**Challenge**
Hunt for the word "several" across the entries below, copying each line that holds it.

**Recorded information**
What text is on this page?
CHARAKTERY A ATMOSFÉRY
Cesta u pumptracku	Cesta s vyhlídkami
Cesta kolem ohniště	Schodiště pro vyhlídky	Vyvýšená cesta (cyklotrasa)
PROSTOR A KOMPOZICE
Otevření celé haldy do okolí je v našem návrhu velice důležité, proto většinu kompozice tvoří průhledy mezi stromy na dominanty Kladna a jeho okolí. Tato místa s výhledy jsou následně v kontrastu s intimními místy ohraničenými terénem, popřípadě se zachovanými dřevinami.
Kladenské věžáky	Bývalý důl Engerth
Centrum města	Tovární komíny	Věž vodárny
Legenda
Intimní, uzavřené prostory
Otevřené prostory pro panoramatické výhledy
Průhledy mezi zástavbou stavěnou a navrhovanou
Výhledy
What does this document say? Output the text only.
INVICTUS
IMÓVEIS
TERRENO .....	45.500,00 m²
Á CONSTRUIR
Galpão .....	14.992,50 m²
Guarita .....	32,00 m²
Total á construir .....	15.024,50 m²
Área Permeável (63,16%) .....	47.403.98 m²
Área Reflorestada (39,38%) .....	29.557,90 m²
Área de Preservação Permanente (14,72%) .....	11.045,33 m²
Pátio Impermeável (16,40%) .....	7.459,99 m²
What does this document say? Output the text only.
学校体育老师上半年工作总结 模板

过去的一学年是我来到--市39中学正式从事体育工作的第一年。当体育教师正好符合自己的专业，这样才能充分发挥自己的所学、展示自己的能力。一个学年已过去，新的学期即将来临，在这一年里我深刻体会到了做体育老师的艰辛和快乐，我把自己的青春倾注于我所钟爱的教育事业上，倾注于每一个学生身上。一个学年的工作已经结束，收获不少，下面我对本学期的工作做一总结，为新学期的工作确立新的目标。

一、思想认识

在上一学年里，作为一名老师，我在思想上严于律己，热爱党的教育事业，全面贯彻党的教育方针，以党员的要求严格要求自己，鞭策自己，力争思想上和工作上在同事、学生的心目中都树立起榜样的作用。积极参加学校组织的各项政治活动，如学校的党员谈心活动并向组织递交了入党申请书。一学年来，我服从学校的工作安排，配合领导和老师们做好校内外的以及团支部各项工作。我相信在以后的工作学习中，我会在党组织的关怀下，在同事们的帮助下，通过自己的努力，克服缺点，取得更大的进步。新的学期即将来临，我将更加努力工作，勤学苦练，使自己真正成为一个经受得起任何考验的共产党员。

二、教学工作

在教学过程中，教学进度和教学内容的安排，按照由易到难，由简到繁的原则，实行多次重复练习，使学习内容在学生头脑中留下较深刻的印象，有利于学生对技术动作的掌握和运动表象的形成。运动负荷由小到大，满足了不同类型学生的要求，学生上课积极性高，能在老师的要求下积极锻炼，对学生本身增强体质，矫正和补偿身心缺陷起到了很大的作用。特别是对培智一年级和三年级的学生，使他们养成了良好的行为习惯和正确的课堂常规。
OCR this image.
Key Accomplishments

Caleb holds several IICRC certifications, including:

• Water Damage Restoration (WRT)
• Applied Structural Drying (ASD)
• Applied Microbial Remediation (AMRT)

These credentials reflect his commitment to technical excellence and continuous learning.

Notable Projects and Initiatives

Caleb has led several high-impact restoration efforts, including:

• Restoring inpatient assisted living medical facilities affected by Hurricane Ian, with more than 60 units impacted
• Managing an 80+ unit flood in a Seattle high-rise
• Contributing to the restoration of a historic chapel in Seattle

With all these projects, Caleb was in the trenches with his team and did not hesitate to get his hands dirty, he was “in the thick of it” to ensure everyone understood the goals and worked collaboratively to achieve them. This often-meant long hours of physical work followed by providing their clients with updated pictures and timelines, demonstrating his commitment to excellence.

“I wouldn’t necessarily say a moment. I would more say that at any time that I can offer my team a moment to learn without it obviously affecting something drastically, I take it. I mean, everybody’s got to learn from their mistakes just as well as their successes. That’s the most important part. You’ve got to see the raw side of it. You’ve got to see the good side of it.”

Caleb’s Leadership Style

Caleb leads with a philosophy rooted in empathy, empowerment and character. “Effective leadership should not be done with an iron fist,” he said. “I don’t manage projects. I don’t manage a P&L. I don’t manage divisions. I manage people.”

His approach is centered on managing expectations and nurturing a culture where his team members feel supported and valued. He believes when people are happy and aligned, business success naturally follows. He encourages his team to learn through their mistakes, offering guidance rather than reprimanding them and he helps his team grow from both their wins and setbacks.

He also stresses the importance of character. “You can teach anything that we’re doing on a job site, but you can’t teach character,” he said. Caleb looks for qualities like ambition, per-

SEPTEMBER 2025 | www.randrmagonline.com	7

**Solution for this task**
Caleb holds several IICRC certifications, including:
Caleb has led several high-impact restoration efforts, including:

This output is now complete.